AIM OF THE TASK: Extract, from the records beneath this instruction, each line that contains the word "Laves".

EXTRACTED DATA:
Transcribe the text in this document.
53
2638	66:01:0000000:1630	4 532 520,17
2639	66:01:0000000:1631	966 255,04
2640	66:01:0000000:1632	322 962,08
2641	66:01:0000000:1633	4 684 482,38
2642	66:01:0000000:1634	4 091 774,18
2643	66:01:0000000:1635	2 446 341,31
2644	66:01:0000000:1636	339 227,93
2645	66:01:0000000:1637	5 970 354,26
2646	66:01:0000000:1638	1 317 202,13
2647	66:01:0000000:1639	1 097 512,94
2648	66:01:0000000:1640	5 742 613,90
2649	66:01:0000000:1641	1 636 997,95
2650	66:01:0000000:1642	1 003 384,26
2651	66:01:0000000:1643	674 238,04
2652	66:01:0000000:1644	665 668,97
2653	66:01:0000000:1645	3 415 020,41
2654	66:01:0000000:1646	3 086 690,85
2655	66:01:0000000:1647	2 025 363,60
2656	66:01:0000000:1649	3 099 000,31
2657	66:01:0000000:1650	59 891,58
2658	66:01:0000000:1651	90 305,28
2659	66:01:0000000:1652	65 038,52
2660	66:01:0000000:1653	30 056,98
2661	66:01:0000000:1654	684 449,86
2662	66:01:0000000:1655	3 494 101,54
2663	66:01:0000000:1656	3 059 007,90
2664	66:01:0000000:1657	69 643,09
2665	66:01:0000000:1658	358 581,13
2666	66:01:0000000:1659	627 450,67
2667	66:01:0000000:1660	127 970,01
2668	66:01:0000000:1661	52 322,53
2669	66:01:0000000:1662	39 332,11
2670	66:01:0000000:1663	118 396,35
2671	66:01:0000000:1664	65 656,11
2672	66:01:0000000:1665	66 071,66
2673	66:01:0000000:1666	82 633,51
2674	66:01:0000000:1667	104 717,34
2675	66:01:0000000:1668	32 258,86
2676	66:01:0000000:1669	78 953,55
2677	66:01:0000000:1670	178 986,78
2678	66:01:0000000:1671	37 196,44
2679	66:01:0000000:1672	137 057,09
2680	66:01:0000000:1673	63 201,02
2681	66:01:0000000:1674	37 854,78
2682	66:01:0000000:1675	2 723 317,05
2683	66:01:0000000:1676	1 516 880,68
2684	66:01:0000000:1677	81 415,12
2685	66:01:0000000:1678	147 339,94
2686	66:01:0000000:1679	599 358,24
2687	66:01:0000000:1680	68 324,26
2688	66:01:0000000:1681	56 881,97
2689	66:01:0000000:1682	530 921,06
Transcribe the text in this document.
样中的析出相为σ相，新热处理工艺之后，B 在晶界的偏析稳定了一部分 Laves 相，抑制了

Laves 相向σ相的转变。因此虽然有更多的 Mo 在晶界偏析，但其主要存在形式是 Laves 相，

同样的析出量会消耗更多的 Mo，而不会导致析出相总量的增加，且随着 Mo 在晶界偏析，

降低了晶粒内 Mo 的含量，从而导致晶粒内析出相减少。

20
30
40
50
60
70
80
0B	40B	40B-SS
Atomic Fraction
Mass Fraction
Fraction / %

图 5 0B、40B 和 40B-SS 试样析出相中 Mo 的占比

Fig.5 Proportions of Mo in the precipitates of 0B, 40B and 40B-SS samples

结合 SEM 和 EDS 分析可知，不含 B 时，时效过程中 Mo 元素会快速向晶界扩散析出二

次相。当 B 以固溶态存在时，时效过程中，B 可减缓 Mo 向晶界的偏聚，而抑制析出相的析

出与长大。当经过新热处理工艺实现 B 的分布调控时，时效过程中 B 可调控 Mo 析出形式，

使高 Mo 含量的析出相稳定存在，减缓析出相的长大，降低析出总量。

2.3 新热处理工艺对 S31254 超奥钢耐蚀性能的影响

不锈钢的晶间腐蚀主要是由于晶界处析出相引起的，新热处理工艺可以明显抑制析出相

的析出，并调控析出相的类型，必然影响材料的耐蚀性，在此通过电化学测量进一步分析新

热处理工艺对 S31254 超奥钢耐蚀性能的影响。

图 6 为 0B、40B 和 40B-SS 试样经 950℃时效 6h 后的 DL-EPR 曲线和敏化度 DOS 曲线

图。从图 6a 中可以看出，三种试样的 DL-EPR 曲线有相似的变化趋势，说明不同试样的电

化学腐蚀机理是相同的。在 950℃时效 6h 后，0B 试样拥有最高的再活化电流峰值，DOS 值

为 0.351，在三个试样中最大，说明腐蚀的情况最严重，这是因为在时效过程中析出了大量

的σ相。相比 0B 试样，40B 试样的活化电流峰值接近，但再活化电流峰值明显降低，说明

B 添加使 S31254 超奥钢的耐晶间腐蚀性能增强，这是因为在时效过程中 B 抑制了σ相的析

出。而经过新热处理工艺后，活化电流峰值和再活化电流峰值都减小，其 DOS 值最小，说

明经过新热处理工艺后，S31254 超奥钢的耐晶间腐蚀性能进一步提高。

RESULT OF THE EXERCISE:
样中的析出相为σ相，新热处理工艺之后，B 在晶界的偏析稳定了一部分 Laves 相，抑制了
Laves 相向σ相的转变。因此虽然有更多的 Mo 在晶界偏析，但其主要存在形式是 Laves 相，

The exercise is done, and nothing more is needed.